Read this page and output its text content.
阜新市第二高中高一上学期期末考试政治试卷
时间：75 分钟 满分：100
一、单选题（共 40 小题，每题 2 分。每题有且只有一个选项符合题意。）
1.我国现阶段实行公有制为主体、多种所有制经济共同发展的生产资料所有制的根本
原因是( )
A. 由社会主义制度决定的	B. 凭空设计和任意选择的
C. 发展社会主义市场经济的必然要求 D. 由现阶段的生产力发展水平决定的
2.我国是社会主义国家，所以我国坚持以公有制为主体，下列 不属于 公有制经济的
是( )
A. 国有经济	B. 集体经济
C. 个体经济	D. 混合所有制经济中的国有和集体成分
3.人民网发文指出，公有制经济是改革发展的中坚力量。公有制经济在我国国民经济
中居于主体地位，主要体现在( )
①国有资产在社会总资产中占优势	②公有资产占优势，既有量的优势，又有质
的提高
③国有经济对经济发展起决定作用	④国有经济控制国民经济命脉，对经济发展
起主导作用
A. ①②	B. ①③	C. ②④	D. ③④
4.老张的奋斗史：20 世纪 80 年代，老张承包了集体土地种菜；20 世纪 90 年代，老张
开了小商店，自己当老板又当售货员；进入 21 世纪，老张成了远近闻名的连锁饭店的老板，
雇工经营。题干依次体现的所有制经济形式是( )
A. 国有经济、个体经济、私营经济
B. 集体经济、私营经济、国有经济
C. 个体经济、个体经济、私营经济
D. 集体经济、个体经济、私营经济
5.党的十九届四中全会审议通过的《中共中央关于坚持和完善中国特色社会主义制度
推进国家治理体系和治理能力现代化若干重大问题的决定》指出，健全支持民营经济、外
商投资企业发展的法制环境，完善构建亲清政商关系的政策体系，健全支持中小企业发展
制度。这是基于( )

## Task goal
Pick out each line containing the string "个体经济" and copy it.

## Solution for this task
C. 个体经济	D. 混合所有制经济中的国有和集体成分
A. 国有经济、个体经济、私营经济
C. 个体经济、个体经济、私营经济
D. 集体经济、个体经济、私营经济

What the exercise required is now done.